• _Given instruction_
Extract every line from the records below that contains the word "with".

Data items:

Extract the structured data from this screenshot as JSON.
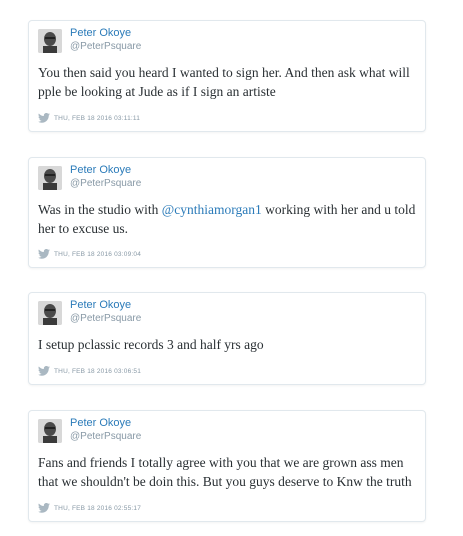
{
  "colors": {
    "link": "#2b7bb9",
    "muted": "#8899a6",
    "text": "#292f33",
    "border": "#e1e8ed"
  },
  "tweets": [
    {
      "author": "Peter Okoye",
      "handle": "@PeterPsquare",
      "text": "You then said you heard I wanted to sign her. And then ask what will pple be looking at Jude as if I sign an artiste",
      "timestamp": "THU, FEB 18 2016 03:11:11"
    },
    {
      "author": "Peter Okoye",
      "handle": "@PeterPsquare",
      "text_before": "Was in the studio with ",
      "mention": "@cynthiamorgan1",
      "text_after": " working with her and u told her to excuse us.",
      "timestamp": "THU, FEB 18 2016 03:09:04"
    },
    {
      "author": "Peter Okoye",
      "handle": "@PeterPsquare",
      "text": "I setup pclassic records 3 and half yrs ago",
      "timestamp": "THU, FEB 18 2016 03:06:51"
    },
    {
      "author": "Peter Okoye",
      "handle": "@PeterPsquare",
      "text": "Fans and friends I totally agree with you that we are grown ass men that we shouldn't be doin this. But you guys deserve to Knw the truth",
      "timestamp": "THU, FEB 18 2016 02:55:17"
    }
  ],
  "icons": {
    "avatar": "user-avatar",
    "bird": "twitter-bird-icon"
  }
}
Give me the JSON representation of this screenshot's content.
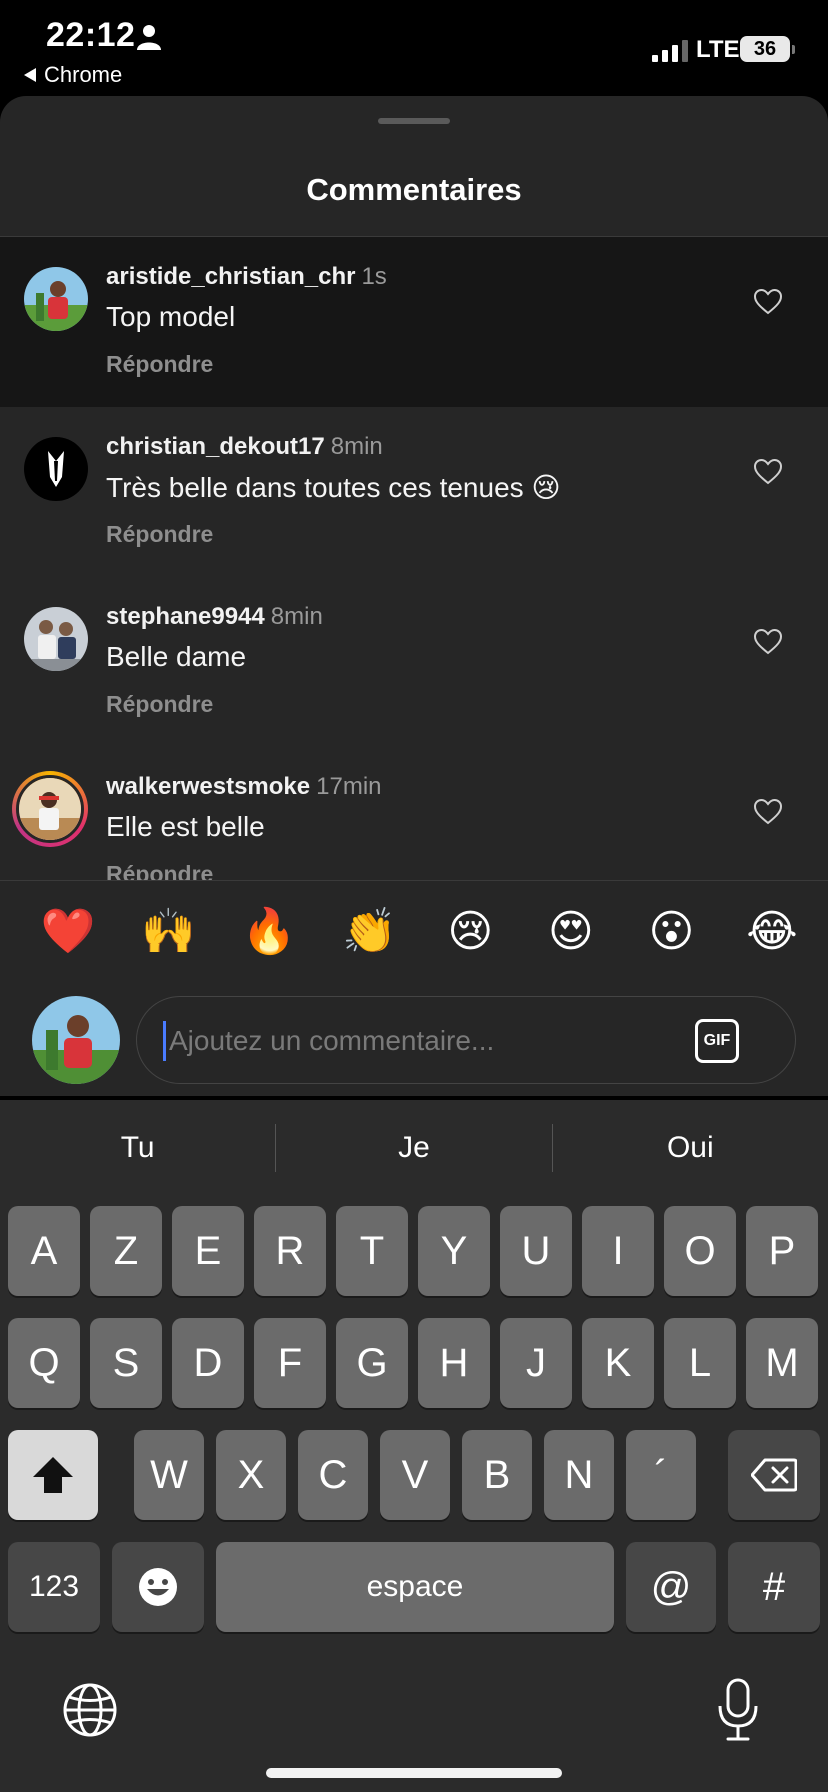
{
  "status_bar": {
    "time": "22:12",
    "back_app": "Chrome",
    "network": "LTE",
    "battery": "36"
  },
  "sheet": {
    "title": "Commentaires"
  },
  "comments": [
    {
      "username": "aristide_christian_chr",
      "time": "1s",
      "text": "Top model",
      "reply": "Répondre"
    },
    {
      "username": "christian_dekout17",
      "time": "8min",
      "text": "Très belle dans toutes ces tenues 😢",
      "reply": "Répondre"
    },
    {
      "username": "stephane9944",
      "time": "8min",
      "text": "Belle dame",
      "reply": "Répondre"
    },
    {
      "username": "walkerwestsmoke",
      "time": "17min",
      "text": "Elle est belle",
      "reply": "Répondre"
    }
  ],
  "emoji_bar": [
    "❤️",
    "🙌",
    "🔥",
    "👏",
    "😢",
    "😍",
    "😮",
    "😂"
  ],
  "composer": {
    "placeholder": "Ajoutez un commentaire...",
    "gif_label": "GIF"
  },
  "keyboard": {
    "suggestions": [
      "Tu",
      "Je",
      "Oui"
    ],
    "row1": [
      "A",
      "Z",
      "E",
      "R",
      "T",
      "Y",
      "U",
      "I",
      "O",
      "P"
    ],
    "row2": [
      "Q",
      "S",
      "D",
      "F",
      "G",
      "H",
      "J",
      "K",
      "L",
      "M"
    ],
    "row3": [
      "W",
      "X",
      "C",
      "V",
      "B",
      "N",
      "´"
    ],
    "numbers_label": "123",
    "space_label": "espace",
    "at_label": "@",
    "hash_label": "#"
  }
}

• _Finished exercise_
      "text_before": "Was in the studio with ",
      "text_after": " working with her and u told her to excuse us.",
      "text": "Fans and friends I totally agree with you that we are grown ass men that we shouldn't be doin this. But you guys deserve to Knw the truth",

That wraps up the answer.